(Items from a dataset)
++++++
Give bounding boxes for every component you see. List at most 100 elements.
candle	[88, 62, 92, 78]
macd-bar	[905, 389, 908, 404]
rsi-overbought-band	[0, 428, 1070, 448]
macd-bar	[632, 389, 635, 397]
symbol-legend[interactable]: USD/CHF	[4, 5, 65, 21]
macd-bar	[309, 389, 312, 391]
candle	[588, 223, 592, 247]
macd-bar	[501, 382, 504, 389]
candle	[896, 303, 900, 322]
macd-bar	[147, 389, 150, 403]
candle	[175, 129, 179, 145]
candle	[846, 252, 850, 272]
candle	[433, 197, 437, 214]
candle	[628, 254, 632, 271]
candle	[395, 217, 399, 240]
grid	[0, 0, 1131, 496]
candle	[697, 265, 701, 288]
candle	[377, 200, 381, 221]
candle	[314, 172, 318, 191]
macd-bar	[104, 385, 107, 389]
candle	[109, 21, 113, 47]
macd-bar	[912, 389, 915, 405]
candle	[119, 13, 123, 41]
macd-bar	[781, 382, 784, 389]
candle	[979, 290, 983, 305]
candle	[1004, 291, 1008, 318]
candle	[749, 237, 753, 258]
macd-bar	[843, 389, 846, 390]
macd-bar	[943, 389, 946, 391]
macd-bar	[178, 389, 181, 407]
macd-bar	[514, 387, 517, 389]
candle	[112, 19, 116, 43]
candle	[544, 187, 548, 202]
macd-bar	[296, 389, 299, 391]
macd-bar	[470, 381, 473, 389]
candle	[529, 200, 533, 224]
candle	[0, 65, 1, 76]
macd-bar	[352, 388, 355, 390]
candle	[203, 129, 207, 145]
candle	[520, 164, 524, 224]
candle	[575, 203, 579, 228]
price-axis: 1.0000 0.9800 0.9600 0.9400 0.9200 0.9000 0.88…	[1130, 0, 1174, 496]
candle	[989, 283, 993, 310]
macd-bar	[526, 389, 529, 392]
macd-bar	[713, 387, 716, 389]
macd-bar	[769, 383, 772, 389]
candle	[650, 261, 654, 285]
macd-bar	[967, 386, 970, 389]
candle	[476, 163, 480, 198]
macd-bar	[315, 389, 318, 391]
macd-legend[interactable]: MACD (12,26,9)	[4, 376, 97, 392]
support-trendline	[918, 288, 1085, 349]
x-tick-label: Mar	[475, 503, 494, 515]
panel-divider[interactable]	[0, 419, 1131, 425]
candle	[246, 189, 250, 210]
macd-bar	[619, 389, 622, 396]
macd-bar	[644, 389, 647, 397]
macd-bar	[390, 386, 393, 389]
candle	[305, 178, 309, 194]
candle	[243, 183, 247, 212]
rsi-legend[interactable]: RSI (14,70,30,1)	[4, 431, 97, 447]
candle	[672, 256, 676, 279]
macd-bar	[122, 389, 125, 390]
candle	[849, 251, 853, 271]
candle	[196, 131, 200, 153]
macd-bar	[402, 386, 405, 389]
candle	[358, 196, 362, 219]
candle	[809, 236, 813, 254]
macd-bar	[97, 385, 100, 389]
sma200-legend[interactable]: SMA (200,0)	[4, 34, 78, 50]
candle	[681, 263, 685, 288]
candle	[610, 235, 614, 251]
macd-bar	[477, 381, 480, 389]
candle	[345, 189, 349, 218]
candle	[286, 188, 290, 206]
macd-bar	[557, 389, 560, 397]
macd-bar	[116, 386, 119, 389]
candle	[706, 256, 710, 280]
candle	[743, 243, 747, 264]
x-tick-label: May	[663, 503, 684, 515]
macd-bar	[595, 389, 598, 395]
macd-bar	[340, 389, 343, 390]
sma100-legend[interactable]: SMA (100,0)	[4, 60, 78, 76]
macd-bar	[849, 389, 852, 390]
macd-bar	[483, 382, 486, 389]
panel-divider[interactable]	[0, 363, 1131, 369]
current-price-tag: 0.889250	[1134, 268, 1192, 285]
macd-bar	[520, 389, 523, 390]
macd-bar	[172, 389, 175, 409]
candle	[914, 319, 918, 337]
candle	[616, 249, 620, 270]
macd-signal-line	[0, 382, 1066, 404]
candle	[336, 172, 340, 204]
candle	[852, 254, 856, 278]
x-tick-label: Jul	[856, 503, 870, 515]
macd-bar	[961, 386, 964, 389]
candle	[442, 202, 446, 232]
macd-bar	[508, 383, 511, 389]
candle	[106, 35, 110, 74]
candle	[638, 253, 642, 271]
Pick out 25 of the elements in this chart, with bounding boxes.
++++++
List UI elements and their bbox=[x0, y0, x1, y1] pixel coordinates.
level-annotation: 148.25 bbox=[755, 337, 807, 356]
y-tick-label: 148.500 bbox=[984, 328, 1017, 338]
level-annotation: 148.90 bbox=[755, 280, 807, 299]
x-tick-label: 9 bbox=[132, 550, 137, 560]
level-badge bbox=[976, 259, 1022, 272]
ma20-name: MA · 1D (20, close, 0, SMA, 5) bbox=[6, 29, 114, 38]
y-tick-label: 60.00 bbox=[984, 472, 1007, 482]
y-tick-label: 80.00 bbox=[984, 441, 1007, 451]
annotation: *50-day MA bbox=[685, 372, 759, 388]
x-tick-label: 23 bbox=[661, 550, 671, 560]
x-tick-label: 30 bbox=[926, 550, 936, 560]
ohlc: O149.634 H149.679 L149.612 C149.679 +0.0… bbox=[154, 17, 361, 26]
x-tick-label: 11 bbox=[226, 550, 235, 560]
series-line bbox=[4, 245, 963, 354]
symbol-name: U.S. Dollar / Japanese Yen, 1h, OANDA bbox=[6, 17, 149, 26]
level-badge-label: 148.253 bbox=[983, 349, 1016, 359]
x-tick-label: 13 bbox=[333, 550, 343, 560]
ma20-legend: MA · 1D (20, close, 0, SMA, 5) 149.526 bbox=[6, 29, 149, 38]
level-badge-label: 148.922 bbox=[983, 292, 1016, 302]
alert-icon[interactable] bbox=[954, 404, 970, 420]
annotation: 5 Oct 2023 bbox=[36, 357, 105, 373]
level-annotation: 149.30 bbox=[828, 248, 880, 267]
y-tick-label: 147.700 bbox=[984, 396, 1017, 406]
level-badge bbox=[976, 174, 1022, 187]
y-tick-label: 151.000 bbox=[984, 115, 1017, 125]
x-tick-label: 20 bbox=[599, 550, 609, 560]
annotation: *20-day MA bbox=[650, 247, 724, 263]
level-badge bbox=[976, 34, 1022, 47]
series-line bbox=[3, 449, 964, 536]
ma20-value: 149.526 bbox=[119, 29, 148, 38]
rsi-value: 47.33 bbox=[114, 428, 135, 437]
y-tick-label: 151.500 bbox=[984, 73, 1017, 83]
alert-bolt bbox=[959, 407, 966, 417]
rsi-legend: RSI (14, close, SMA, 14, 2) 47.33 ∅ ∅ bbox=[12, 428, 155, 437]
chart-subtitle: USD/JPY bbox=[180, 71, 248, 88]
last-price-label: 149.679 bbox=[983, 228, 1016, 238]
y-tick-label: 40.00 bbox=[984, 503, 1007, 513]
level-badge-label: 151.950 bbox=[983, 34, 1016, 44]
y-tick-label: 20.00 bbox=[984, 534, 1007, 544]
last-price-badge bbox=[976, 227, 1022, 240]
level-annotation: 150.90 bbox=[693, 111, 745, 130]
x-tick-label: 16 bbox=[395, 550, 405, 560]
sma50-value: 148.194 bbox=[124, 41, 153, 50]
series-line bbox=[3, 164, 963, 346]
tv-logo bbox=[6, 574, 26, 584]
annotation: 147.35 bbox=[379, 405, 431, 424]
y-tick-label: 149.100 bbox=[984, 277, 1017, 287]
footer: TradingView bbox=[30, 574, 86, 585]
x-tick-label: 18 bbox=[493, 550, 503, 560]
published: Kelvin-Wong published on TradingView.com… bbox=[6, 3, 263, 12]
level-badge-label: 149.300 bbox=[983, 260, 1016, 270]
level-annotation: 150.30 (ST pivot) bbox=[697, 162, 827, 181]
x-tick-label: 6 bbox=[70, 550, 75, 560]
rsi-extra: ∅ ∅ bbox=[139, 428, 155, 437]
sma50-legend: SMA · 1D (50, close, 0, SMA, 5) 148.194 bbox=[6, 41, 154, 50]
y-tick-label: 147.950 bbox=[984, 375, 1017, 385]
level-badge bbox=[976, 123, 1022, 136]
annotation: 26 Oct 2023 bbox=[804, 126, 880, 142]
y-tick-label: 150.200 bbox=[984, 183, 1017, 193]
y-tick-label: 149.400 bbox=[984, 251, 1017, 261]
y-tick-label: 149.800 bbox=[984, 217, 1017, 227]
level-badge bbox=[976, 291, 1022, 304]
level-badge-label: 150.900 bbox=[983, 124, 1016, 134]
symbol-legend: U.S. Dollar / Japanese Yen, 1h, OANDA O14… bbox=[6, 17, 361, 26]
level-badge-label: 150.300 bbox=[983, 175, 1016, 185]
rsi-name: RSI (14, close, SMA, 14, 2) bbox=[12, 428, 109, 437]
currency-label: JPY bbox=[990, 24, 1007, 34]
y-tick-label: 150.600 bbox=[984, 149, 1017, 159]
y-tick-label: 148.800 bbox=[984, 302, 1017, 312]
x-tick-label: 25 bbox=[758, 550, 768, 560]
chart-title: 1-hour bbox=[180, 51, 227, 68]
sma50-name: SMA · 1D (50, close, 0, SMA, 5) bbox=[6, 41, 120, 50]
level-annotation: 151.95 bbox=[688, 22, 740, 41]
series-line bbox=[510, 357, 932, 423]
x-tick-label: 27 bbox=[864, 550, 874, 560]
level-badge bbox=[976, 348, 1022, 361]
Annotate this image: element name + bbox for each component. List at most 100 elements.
++++++
Could you rewrite the part of the entries that opens with the line containing "Give bounding boxes" and closes with the line containing "163, 480, 198]", replacing every "macd-bar" with "histogram-bar" and keeping everything else the same?

- _TASK ANSWER_:
Give bounding boxes for every component you see. List at most 100 elements.
candle	[88, 62, 92, 78]
histogram-bar	[905, 389, 908, 404]
rsi-overbought-band	[0, 428, 1070, 448]
histogram-bar	[632, 389, 635, 397]
symbol-legend[interactable]: USD/CHF	[4, 5, 65, 21]
histogram-bar	[309, 389, 312, 391]
candle	[588, 223, 592, 247]
histogram-bar	[501, 382, 504, 389]
candle	[896, 303, 900, 322]
histogram-bar	[147, 389, 150, 403]
candle	[175, 129, 179, 145]
candle	[846, 252, 850, 272]
candle	[433, 197, 437, 214]
candle	[628, 254, 632, 271]
candle	[395, 217, 399, 240]
grid	[0, 0, 1131, 496]
candle	[697, 265, 701, 288]
candle	[377, 200, 381, 221]
candle	[314, 172, 318, 191]
histogram-bar	[104, 385, 107, 389]
candle	[109, 21, 113, 47]
histogram-bar	[912, 389, 915, 405]
candle	[119, 13, 123, 41]
histogram-bar	[781, 382, 784, 389]
candle	[979, 290, 983, 305]
candle	[1004, 291, 1008, 318]
candle	[749, 237, 753, 258]
histogram-bar	[843, 389, 846, 390]
histogram-bar	[943, 389, 946, 391]
histogram-bar	[178, 389, 181, 407]
histogram-bar	[514, 387, 517, 389]
candle	[112, 19, 116, 43]
candle	[544, 187, 548, 202]
histogram-bar	[296, 389, 299, 391]
histogram-bar	[470, 381, 473, 389]
candle	[529, 200, 533, 224]
candle	[0, 65, 1, 76]
histogram-bar	[352, 388, 355, 390]
candle	[203, 129, 207, 145]
candle	[520, 164, 524, 224]
candle	[575, 203, 579, 228]
price-axis: 1.0000 0.9800 0.9600 0.9400 0.9200 0.9000 0.88…	[1130, 0, 1174, 496]
candle	[989, 283, 993, 310]
histogram-bar	[526, 389, 529, 392]
histogram-bar	[713, 387, 716, 389]
histogram-bar	[769, 383, 772, 389]
candle	[650, 261, 654, 285]
histogram-bar	[967, 386, 970, 389]
candle	[476, 163, 480, 198]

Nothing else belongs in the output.